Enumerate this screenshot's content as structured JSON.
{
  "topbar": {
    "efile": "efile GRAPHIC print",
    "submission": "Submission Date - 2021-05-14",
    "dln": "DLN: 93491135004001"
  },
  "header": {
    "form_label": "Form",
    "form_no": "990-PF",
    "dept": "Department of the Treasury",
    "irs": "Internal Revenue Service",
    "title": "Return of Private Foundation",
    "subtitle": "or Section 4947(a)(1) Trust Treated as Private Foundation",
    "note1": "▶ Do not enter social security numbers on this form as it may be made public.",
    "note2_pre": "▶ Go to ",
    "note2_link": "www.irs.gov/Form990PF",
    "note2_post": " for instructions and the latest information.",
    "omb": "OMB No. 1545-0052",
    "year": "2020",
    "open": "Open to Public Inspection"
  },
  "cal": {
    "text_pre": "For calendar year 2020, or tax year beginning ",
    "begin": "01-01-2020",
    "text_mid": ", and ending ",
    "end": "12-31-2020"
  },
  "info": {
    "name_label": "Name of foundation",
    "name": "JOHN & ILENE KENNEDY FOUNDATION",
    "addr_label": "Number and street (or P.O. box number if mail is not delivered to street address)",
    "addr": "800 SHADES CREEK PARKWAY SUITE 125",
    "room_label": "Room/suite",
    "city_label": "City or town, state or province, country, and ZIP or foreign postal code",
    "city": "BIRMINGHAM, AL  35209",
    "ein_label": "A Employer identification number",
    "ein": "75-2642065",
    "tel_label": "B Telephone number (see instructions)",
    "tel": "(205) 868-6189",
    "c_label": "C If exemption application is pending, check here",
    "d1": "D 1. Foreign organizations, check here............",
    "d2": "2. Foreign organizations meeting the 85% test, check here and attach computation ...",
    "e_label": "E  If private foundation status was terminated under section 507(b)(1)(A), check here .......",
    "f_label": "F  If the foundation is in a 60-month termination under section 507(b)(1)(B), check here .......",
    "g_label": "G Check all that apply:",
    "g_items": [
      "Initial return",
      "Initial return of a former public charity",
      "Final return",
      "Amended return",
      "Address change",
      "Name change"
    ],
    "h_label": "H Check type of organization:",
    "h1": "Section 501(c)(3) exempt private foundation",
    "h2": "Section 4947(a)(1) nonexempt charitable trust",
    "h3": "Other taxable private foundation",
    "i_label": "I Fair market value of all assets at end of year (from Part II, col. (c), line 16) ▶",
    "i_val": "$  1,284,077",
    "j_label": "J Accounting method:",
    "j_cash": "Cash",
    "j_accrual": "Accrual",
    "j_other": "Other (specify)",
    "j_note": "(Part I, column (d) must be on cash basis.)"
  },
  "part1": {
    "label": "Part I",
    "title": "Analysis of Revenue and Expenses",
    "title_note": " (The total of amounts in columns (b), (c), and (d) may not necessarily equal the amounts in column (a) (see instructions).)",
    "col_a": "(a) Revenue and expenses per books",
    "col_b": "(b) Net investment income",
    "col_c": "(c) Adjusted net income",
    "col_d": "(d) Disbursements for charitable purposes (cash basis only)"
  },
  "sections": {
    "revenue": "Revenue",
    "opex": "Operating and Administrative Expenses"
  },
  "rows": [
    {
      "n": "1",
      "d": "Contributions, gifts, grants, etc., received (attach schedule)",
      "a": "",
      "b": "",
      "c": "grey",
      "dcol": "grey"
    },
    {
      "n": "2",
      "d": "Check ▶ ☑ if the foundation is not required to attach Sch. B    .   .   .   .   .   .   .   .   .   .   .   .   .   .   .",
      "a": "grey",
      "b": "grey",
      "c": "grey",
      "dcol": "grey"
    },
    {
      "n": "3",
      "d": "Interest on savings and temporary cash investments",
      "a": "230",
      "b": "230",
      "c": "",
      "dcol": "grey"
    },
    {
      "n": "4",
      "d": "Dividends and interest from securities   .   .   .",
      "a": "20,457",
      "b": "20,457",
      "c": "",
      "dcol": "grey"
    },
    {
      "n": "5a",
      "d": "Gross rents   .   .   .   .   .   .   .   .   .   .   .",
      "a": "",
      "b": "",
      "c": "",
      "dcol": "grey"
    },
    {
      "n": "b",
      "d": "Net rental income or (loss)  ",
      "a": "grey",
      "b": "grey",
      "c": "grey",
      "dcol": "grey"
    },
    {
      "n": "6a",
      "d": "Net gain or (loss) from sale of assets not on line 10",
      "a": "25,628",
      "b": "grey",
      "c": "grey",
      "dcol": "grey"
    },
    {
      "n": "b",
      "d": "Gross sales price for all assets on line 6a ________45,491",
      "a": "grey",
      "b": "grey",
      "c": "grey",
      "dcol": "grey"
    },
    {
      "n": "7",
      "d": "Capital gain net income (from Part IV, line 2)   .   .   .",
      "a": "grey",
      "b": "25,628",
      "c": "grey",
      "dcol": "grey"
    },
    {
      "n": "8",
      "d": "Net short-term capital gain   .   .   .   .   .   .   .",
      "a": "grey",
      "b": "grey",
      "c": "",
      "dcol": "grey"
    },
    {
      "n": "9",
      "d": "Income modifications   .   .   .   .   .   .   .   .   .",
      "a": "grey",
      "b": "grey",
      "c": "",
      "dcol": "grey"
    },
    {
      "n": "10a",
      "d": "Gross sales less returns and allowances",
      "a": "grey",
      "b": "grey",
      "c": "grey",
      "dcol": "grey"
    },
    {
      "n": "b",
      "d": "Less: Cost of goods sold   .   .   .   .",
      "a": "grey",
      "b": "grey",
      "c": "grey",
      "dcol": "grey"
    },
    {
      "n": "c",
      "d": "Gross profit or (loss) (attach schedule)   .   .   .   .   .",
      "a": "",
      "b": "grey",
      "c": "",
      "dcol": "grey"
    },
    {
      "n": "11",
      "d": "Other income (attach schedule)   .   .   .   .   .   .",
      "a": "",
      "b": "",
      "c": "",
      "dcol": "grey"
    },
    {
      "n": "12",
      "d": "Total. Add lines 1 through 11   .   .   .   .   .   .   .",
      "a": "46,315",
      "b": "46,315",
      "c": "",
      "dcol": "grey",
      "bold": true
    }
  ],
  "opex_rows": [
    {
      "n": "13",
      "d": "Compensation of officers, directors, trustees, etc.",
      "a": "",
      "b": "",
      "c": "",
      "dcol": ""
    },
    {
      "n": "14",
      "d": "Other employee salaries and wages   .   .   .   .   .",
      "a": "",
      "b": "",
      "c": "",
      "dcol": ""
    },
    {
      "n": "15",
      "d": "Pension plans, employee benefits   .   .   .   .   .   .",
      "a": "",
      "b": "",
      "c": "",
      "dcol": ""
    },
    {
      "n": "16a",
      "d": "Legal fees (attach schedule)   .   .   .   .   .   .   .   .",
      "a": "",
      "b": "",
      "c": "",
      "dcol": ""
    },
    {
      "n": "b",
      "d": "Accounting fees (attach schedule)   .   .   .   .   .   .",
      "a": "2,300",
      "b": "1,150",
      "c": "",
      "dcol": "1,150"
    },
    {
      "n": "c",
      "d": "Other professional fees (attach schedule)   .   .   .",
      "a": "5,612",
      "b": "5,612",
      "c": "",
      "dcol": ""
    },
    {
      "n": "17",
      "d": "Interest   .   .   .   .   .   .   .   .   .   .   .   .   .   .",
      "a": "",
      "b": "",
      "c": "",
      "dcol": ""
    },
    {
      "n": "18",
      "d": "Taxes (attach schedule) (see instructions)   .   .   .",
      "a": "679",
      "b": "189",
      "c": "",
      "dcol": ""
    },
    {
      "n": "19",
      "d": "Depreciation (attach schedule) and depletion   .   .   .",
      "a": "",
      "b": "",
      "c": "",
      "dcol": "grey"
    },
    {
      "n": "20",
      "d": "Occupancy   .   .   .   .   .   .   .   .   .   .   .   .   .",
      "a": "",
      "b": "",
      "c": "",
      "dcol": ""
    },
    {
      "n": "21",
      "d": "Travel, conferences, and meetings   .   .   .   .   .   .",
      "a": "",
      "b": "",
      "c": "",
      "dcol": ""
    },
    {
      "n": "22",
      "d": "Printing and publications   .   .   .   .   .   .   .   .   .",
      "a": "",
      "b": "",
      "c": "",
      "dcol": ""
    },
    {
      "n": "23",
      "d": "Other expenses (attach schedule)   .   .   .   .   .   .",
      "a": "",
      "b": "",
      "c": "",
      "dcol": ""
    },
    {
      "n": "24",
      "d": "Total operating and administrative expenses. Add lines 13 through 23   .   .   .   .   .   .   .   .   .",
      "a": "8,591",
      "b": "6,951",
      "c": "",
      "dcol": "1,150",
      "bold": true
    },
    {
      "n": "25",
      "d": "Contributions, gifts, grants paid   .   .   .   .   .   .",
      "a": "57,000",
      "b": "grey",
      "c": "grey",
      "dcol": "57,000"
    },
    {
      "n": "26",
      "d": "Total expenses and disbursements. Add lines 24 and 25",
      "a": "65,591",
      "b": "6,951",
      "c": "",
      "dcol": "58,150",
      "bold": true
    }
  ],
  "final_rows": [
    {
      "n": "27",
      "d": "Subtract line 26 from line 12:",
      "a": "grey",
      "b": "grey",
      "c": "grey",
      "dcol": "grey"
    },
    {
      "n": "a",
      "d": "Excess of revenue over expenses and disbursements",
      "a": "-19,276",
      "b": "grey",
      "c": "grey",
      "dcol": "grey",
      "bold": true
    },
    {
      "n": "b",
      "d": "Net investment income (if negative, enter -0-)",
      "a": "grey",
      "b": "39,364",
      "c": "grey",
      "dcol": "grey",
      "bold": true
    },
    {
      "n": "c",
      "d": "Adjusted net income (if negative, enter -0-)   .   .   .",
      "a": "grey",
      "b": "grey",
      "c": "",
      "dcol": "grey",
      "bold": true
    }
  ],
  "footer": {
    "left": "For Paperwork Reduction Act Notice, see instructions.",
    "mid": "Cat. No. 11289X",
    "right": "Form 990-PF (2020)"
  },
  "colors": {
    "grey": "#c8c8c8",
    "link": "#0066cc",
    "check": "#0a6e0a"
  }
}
┄┄┄┄┄┄
■ **Challenge**
Provide the count, and nothing else, of lines in the data above where the word "schedule" occurs.

■ **Final result**
9